Requirement A:
In two sentences, summarize the following forum excerpt on aging.
Requirement B:
List each distinct username that appears in the following forum excerpt, naming each one once.

Excerpted passage:
▽

Yes, I'm not sure about the dewy eyed 19 year old having men looking at her with their jaws dropping open.

When I look at my DDs, both in their 30s, I see two confident women who are happy with who they are now and what they have in life.

Pretty sure they value that more than a few lustful looks from passing strange men.

AnnUnderTheFryingPan · 28/05/2018 10:22

I do love the invisibility middle-age affords. I’ll speak my mind now, and I value my life experience and my own opinions. I wouldn’t go back, and I certainly don’t use Male attention as any sort of measure. (Not sure I ever did though).

Time40 · 28/05/2018 10:24

Then what happens in your 40s?

Not much, if you look after yourself properly. I think it's the 50s when things really start to fall apart and get difficult. The thing I wasn't expecting was the drop-off in energy levels.

You are young now, OP. You're in your prime. Enjoy it! I wouldn't want to be 19 again, because I knew a lot more in my thirties, and I looked better. I'd love to be 31 again.

User12879923378 · 28/05/2018 10:27

I loved my 30s and love my 40s even more so far. My 20s were very difficult and despite being pretty decent looking I didn't really get the kind of attention you're describing. But I think at 31 I was a lot more anxious about the prospect of being in my 30s than I am now about ageing generally so I will simply say, patronisingly, that you will leave this way of thinking behind as you sail magnificently into the next few years.

I use ancient Oriental meditation techniques to levitate to whatever floor I need to be on. I pity you all and your dependence on your legs.

Freaklikemeee · 28/05/2018 10:28

My parents are in their 70s and when I ask them what age they would go back to if they could, they always (without hesitation) say their 50s.

GardenGeek · 28/05/2018 10:28

This reply has been deleted

Message withdrawn at poster's request.

Freaklikemeee · 28/05/2018 10:29

It's also relative. A 19-year old might look great compared to a 30-year old but how does she/he look compared to other 19-year-olds? That's the 'market' they are competing in (if you choose to look at things that way).
And having men staring at you/fawning all the time is tiresome.

△

Information provided:
▽

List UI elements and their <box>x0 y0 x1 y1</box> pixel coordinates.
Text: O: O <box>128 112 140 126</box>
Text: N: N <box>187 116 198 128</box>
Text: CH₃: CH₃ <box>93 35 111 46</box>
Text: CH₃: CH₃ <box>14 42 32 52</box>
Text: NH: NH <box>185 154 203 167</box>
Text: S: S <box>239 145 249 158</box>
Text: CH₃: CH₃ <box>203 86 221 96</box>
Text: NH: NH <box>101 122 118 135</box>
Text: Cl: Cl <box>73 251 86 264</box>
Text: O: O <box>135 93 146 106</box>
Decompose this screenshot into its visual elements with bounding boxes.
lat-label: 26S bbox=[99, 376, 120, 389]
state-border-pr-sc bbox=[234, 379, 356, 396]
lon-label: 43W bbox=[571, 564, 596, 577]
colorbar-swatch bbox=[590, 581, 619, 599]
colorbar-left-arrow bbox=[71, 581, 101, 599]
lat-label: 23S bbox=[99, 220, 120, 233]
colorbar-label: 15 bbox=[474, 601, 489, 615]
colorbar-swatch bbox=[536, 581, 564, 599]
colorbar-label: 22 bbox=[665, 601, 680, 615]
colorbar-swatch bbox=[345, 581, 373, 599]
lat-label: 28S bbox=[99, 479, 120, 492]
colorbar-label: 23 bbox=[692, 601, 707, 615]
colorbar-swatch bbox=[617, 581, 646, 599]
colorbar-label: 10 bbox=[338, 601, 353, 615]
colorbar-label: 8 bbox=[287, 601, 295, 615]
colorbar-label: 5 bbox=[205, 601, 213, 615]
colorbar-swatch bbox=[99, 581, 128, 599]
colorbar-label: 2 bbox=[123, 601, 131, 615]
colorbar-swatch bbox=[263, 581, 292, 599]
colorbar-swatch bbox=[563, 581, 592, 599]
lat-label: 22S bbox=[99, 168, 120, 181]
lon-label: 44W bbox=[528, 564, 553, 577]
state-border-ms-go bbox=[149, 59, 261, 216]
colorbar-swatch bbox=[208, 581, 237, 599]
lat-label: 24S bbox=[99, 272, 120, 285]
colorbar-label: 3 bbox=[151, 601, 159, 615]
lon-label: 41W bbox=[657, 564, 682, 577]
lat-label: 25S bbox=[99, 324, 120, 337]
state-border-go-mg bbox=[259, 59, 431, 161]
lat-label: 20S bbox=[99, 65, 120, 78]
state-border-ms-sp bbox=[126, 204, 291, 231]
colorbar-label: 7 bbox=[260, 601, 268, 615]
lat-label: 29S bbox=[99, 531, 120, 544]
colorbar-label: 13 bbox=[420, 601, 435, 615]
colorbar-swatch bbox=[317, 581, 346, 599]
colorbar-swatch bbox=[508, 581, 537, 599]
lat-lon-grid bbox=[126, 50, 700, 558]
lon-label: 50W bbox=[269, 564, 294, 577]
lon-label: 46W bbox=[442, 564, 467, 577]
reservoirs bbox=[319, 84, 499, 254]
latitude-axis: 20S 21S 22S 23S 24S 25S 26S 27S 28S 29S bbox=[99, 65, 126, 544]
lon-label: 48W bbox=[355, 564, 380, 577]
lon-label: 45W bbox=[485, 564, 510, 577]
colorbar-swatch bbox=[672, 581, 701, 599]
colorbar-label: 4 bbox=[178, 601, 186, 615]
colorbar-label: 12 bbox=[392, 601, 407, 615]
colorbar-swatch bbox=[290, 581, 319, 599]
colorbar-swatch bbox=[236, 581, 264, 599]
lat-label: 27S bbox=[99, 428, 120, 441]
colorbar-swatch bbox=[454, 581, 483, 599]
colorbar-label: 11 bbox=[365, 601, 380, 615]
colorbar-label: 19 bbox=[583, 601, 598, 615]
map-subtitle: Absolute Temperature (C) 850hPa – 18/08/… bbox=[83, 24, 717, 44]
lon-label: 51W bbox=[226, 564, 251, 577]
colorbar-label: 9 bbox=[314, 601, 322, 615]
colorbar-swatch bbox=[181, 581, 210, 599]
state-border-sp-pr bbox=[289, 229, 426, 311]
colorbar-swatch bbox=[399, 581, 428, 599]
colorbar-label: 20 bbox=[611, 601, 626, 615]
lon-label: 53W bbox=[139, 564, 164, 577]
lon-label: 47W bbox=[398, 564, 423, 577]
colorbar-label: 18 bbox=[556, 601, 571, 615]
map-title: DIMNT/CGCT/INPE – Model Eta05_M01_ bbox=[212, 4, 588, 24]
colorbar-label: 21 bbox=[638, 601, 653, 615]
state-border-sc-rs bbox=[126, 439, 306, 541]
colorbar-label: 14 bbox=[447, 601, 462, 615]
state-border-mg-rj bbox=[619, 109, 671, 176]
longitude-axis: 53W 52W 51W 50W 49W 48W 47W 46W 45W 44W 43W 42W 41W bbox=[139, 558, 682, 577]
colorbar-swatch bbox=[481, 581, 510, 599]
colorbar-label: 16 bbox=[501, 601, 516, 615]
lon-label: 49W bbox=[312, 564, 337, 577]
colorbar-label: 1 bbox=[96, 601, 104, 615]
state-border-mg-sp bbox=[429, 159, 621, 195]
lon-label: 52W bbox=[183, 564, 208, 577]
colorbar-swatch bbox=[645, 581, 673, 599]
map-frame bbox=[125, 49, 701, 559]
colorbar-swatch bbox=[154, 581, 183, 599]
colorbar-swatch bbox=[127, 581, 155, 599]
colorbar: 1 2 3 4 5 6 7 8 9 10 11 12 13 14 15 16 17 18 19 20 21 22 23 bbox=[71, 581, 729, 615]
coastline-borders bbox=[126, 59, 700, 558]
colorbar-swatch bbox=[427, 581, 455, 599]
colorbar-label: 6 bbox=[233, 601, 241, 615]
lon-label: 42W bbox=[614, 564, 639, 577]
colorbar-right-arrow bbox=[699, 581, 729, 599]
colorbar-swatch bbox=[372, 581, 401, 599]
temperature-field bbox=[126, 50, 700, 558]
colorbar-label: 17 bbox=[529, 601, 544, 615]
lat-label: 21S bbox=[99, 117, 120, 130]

△

Result A:
Several posters describe their 30s, 40s and middle age as more confident and satisfying than youth, saying they value their own experience and opinions more than attention from men. One poster thinks life becomes difficult in the 50s, mentioning an unexpected drop in energy, while another argues that looks are relative to one's own age group and that constant staring from men is tiresome.

Result B:
AnnUnderTheFryingPan
Time40
User12879923378
Freaklikemeee
GardenGeek